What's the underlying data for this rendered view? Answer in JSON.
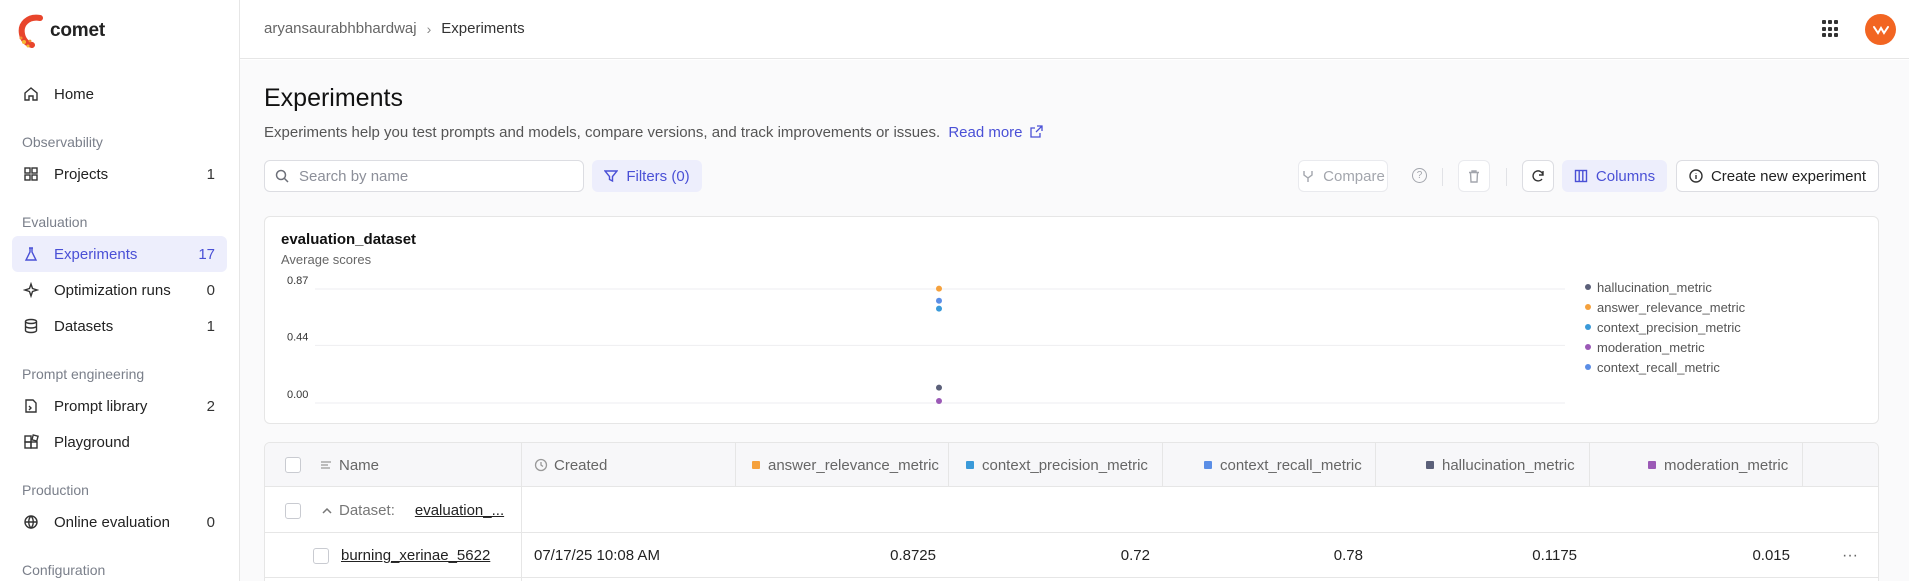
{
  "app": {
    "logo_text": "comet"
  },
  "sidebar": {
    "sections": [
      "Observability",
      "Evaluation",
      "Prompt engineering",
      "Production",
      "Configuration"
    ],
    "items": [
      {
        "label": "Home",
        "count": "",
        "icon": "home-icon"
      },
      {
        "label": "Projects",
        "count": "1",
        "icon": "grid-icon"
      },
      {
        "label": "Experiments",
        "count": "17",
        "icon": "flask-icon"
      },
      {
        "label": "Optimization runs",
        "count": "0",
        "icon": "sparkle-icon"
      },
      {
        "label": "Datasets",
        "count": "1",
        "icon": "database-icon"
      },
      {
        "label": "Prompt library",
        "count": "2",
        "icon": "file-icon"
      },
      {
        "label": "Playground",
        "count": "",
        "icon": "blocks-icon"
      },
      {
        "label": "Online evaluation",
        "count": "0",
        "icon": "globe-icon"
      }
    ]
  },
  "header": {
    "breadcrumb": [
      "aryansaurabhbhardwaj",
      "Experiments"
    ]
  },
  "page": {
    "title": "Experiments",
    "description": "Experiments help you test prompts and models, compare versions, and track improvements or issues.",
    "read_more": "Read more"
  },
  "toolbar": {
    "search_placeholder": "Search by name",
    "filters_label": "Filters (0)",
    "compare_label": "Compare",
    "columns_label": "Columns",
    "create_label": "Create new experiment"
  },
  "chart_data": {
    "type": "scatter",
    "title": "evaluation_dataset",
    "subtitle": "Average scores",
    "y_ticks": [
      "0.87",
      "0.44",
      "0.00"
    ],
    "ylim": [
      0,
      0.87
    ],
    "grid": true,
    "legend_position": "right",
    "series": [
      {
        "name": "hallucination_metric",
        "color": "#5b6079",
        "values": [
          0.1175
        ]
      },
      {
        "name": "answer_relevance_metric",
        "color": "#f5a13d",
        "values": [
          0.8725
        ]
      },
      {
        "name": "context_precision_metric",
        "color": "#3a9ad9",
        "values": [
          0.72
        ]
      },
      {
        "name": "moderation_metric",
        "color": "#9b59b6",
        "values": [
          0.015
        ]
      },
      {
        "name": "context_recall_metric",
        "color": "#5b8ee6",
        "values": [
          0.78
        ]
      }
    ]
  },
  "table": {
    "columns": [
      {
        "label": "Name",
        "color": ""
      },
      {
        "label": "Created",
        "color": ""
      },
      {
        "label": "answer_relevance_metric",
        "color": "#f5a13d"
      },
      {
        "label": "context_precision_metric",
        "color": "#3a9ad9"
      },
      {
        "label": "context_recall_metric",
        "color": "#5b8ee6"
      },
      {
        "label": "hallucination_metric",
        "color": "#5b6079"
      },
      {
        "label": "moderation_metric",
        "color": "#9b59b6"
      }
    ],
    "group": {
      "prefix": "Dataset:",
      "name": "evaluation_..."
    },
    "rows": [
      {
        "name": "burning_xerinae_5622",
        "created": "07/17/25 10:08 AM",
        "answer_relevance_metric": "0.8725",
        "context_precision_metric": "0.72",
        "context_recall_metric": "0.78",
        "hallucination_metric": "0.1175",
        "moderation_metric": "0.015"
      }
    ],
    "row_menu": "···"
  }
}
◆ ◆ ◆ ◆ ◆ ◆ ◆
> To be done: Set down every record once more, word for word, without pictures.

> Response to this exercise:
What's the underlying data for this rendered view? Answer in JSON.
{
  "app": {
    "logo_text": "comet"
  },
  "sidebar": {
    "sections": [
      "Observability",
      "Evaluation",
      "Prompt engineering",
      "Production",
      "Configuration"
    ],
    "items": [
      {
        "label": "Home",
        "count": "",
        "icon": "home-icon"
      },
      {
        "label": "Projects",
        "count": "1",
        "icon": "grid-icon"
      },
      {
        "label": "Experiments",
        "count": "17",
        "icon": "flask-icon"
      },
      {
        "label": "Optimization runs",
        "count": "0",
        "icon": "sparkle-icon"
      },
      {
        "label": "Datasets",
        "count": "1",
        "icon": "database-icon"
      },
      {
        "label": "Prompt library",
        "count": "2",
        "icon": "file-icon"
      },
      {
        "label": "Playground",
        "count": "",
        "icon": "blocks-icon"
      },
      {
        "label": "Online evaluation",
        "count": "0",
        "icon": "globe-icon"
      }
    ]
  },
  "header": {
    "breadcrumb": [
      "aryansaurabhbhardwaj",
      "Experiments"
    ]
  },
  "page": {
    "title": "Experiments",
    "description": "Experiments help you test prompts and models, compare versions, and track improvements or issues.",
    "read_more": "Read more"
  },
  "toolbar": {
    "search_placeholder": "Search by name",
    "filters_label": "Filters (0)",
    "compare_label": "Compare",
    "columns_label": "Columns",
    "create_label": "Create new experiment"
  },
  "chart_data": {
    "type": "scatter",
    "title": "evaluation_dataset",
    "subtitle": "Average scores",
    "y_ticks": [
      "0.87",
      "0.44",
      "0.00"
    ],
    "ylim": [
      0,
      0.87
    ],
    "grid": true,
    "legend_position": "right",
    "series": [
      {
        "name": "hallucination_metric",
        "color": "#5b6079",
        "values": [
          0.1175
        ]
      },
      {
        "name": "answer_relevance_metric",
        "color": "#f5a13d",
        "values": [
          0.8725
        ]
      },
      {
        "name": "context_precision_metric",
        "color": "#3a9ad9",
        "values": [
          0.72
        ]
      },
      {
        "name": "moderation_metric",
        "color": "#9b59b6",
        "values": [
          0.015
        ]
      },
      {
        "name": "context_recall_metric",
        "color": "#5b8ee6",
        "values": [
          0.78
        ]
      }
    ]
  },
  "table": {
    "columns": [
      {
        "label": "Name",
        "color": ""
      },
      {
        "label": "Created",
        "color": ""
      },
      {
        "label": "answer_relevance_metric",
        "color": "#f5a13d"
      },
      {
        "label": "context_precision_metric",
        "color": "#3a9ad9"
      },
      {
        "label": "context_recall_metric",
        "color": "#5b8ee6"
      },
      {
        "label": "hallucination_metric",
        "color": "#5b6079"
      },
      {
        "label": "moderation_metric",
        "color": "#9b59b6"
      }
    ],
    "group": {
      "prefix": "Dataset:",
      "name": "evaluation_..."
    },
    "rows": [
      {
        "name": "burning_xerinae_5622",
        "created": "07/17/25 10:08 AM",
        "answer_relevance_metric": "0.8725",
        "context_precision_metric": "0.72",
        "context_recall_metric": "0.78",
        "hallucination_metric": "0.1175",
        "moderation_metric": "0.015"
      }
    ],
    "row_menu": "···"
  }
}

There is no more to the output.